**Given request**:
Write out the material again exactly, please, and omit the pictures.

Records that describe figures:

- - -

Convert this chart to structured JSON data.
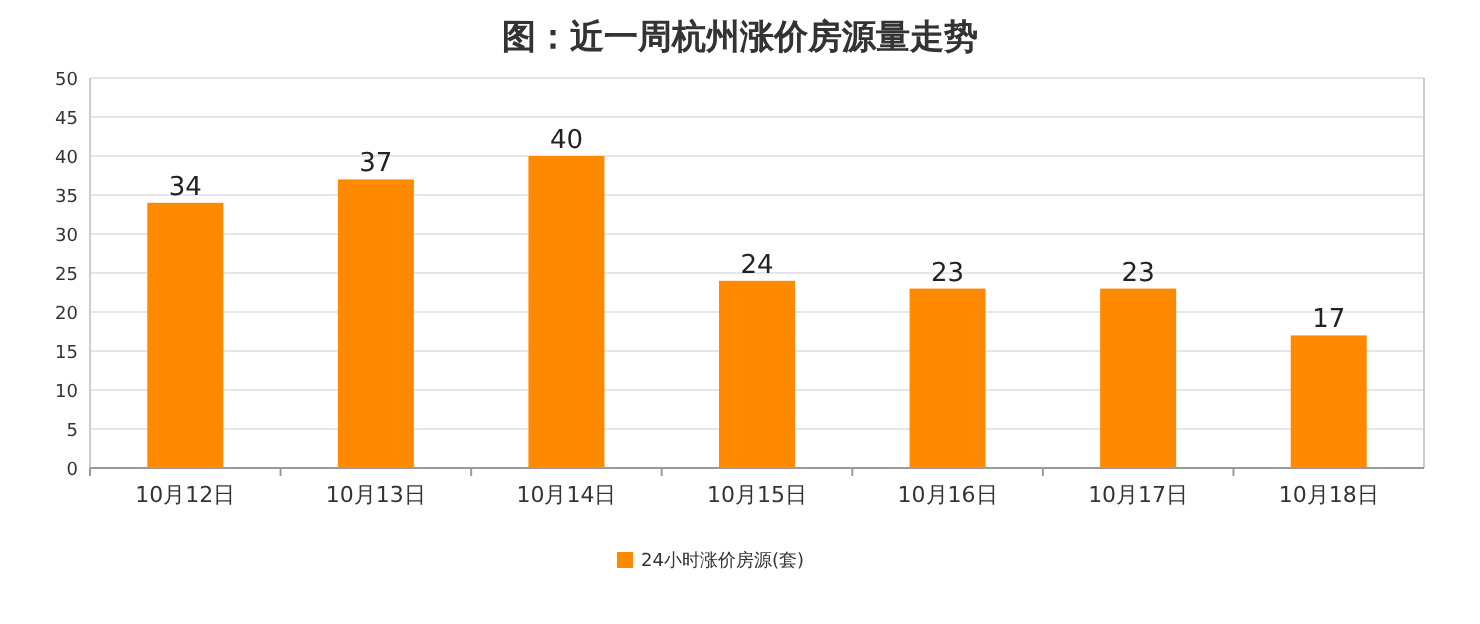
{
  "chart_data": {
    "type": "bar",
    "title": "图：近一周杭州涨价房源量走势",
    "categories": [
      "10月12日",
      "10月13日",
      "10月14日",
      "10月15日",
      "10月16日",
      "10月17日",
      "10月18日"
    ],
    "series": [
      {
        "name": "24小时涨价房源(套)",
        "color": "#ff8a00",
        "values": [
          34,
          37,
          40,
          24,
          23,
          23,
          17
        ]
      }
    ],
    "ylim": [
      0,
      50
    ],
    "yticks": [
      0,
      5,
      10,
      15,
      20,
      25,
      30,
      35,
      40,
      45,
      50
    ],
    "grid": "y",
    "legend": "bottom",
    "data_labels": true
  }
}
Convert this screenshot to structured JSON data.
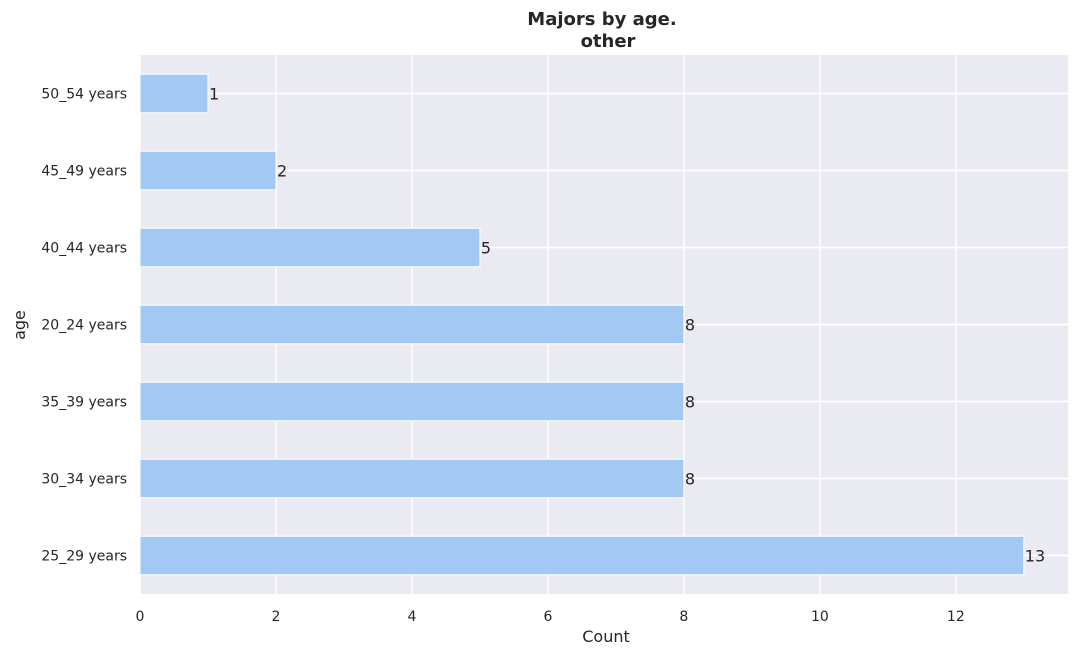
{
  "chart_data": {
    "type": "bar",
    "orientation": "horizontal",
    "title_line1": "Majors by age.",
    "title_line2": "other",
    "xlabel": "Count",
    "ylabel": "age",
    "categories": [
      "25_29 years",
      "30_34 years",
      "35_39 years",
      "20_24 years",
      "40_44 years",
      "45_49 years",
      "50_54 years"
    ],
    "values": [
      13,
      8,
      8,
      8,
      5,
      2,
      1
    ],
    "data_labels": [
      "13",
      "8",
      "8",
      "8",
      "5",
      "2",
      "1"
    ],
    "xlim": [
      0,
      13.65
    ],
    "xticks": [
      0,
      2,
      4,
      6,
      8,
      10,
      12
    ],
    "grid": true,
    "bar_color": "#a1c9f4",
    "background_color": "#eaeaf2",
    "grid_color": "#ffffff"
  }
}
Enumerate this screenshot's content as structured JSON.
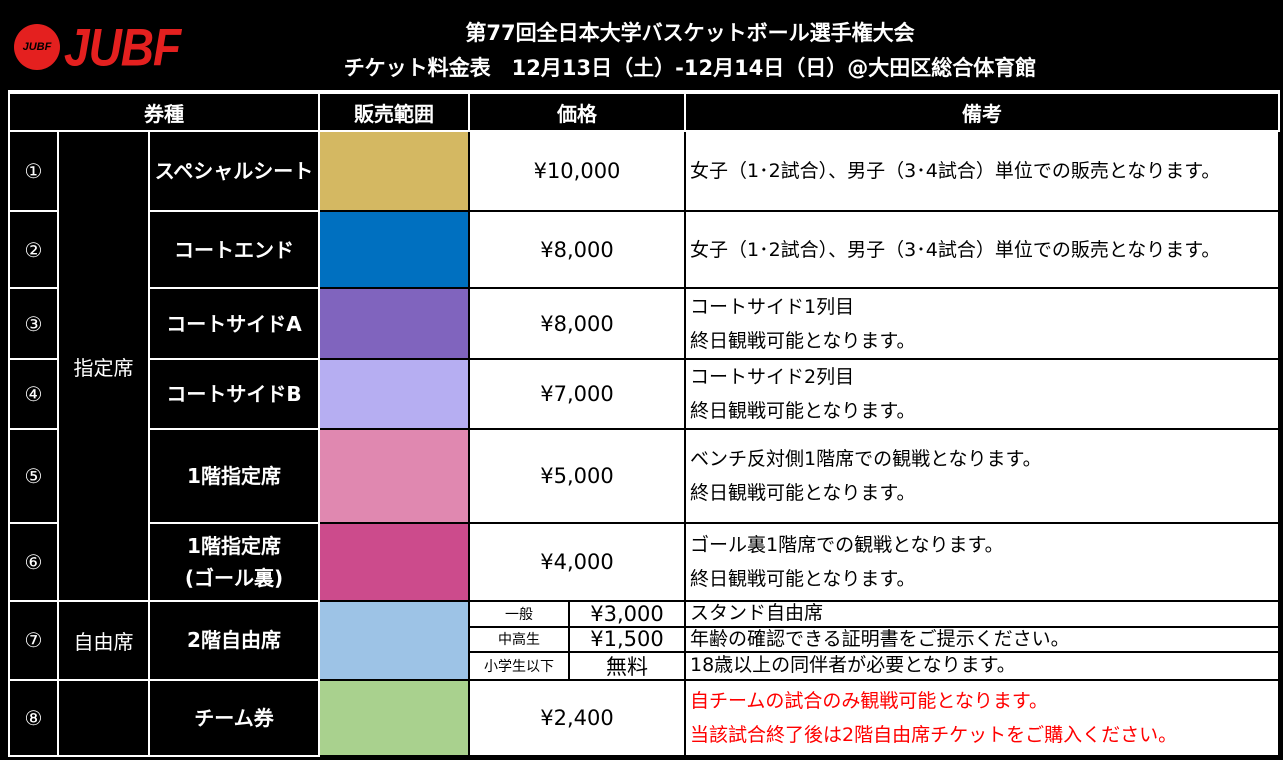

- - -

**Answer below**:
Convert this chart to structured JSON data.
{
  "chart_data": {
    "type": "bar",
    "title": "图：近一周杭州涨价房源量走势",
    "categories": [
      "10月12日",
      "10月13日",
      "10月14日",
      "10月15日",
      "10月16日",
      "10月17日",
      "10月18日"
    ],
    "series": [
      {
        "name": "24小时涨价房源(套)",
        "color": "#ff8a00",
        "values": [
          34,
          37,
          40,
          24,
          23,
          23,
          17
        ]
      }
    ],
    "ylim": [
      0,
      50
    ],
    "yticks": [
      0,
      5,
      10,
      15,
      20,
      25,
      30,
      35,
      40,
      45,
      50
    ],
    "grid": "y",
    "legend": "bottom",
    "data_labels": true
  }
}
Convert this screenshot to structured JSON data.
{
  "chart_data": {
    "type": "bar",
    "orientation": "horizontal",
    "title_line1": "Majors by age.",
    "title_line2": "other",
    "xlabel": "Count",
    "ylabel": "age",
    "categories": [
      "25_29 years",
      "30_34 years",
      "35_39 years",
      "20_24 years",
      "40_44 years",
      "45_49 years",
      "50_54 years"
    ],
    "values": [
      13,
      8,
      8,
      8,
      5,
      2,
      1
    ],
    "data_labels": [
      "13",
      "8",
      "8",
      "8",
      "5",
      "2",
      "1"
    ],
    "xlim": [
      0,
      13.65
    ],
    "xticks": [
      0,
      2,
      4,
      6,
      8,
      10,
      12
    ],
    "grid": true,
    "bar_color": "#a1c9f4",
    "background_color": "#eaeaf2",
    "grid_color": "#ffffff"
  }
}
Enumerate this screenshot's content as structured JSON.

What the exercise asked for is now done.